:: Directions for this task ::
Each line that follows should be printed again exactly as it stands.

:: Material ::
----------

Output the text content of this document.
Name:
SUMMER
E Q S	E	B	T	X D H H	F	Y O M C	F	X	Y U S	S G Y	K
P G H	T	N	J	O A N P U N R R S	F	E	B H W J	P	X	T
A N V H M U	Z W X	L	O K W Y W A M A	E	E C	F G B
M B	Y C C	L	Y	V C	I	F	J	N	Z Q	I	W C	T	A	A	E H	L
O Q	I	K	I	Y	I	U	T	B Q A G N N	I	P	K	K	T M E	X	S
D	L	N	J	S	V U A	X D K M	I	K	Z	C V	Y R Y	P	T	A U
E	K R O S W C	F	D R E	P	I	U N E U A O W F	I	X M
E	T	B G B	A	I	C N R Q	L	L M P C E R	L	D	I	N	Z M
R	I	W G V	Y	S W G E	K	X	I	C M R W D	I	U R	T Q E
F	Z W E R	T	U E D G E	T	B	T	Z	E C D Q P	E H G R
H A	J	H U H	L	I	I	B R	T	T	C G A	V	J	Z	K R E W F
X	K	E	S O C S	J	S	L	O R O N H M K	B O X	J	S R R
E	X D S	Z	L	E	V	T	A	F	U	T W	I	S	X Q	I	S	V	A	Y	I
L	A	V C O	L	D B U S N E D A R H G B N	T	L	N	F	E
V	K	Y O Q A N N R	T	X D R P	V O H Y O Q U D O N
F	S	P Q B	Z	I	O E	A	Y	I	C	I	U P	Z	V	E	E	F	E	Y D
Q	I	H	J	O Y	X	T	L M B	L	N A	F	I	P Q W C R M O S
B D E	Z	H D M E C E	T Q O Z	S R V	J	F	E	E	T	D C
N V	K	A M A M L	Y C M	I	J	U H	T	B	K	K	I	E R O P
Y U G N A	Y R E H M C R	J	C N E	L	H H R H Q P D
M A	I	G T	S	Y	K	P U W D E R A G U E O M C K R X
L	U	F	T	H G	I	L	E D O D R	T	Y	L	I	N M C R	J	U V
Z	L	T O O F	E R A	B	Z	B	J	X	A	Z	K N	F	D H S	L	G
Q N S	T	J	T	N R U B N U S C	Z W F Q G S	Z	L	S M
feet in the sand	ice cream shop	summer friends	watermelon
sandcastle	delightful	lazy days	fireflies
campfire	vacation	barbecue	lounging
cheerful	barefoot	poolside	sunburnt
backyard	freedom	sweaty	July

----------

:: The completed task ::
Output the text content of this document.
Name:
SUMMER
E Q S	E	B	T	X D H H	F	Y O M C	F	X	Y U S	S G Y	K
P G H	T	N	J	O A N P U N R R S	F	E	B H W J	P	X	T
A N V H M U	Z W X	L	O K W Y W A M A	E	E C	F G B
M B	Y C C	L	Y	V C	I	F	J	N	Z Q	I	W C	T	A	A	E H	L
O Q	I	K	I	Y	I	U	T	B Q A G N N	I	P	K	K	T M E	X	S
D	L	N	J	S	V U A	X D K M	I	K	Z	C V	Y R Y	P	T	A U
E	K R O S W C	F	D R E	P	I	U N E U A O W F	I	X M
E	T	B G B	A	I	C N R Q	L	L M P C E R	L	D	I	N	Z M
R	I	W G V	Y	S W G E	K	X	I	C M R W D	I	U R	T Q E
F	Z W E R	T	U E D G E	T	B	T	Z	E C D Q P	E H G R
H A	J	H U H	L	I	I	B R	T	T	C G A	V	J	Z	K R E W F
X	K	E	S O C S	J	S	L	O R O N H M K	B O X	J	S R R
E	X D S	Z	L	E	V	T	A	F	U	T W	I	S	X Q	I	S	V	A	Y	I
L	A	V C O	L	D B U S N E D A R H G B N	T	L	N	F	E
V	K	Y O Q A N N R	T	X D R P	V O H Y O Q U D O N
F	S	P Q B	Z	I	O E	A	Y	I	C	I	U P	Z	V	E	E	F	E	Y D
Q	I	H	J	O Y	X	T	L M B	L	N A	F	I	P Q W C R M O S
B D E	Z	H D M E C E	T Q O Z	S R V	J	F	E	E	T	D C
N V	K	A M A M L	Y C M	I	J	U H	T	B	K	K	I	E R O P
Y U G N A	Y R E H M C R	J	C N E	L	H H R H Q P D
M A	I	G T	S	Y	K	P U W D E R A G U E O M C K R X
L	U	F	T	H G	I	L	E D O D R	T	Y	L	I	N M C R	J	U V
Z	L	T O O F	E R A	B	Z	B	J	X	A	Z	K N	F	D H S	L	G
Q N S	T	J	T	N R U B N U S C	Z W F Q G S	Z	L	S M
feet in the sand	ice cream shop	summer friends	watermelon
sandcastle	delightful	lazy days	fireflies
campfire	vacation	barbecue	lounging
cheerful	barefoot	poolside	sunburnt
backyard	freedom	sweaty	July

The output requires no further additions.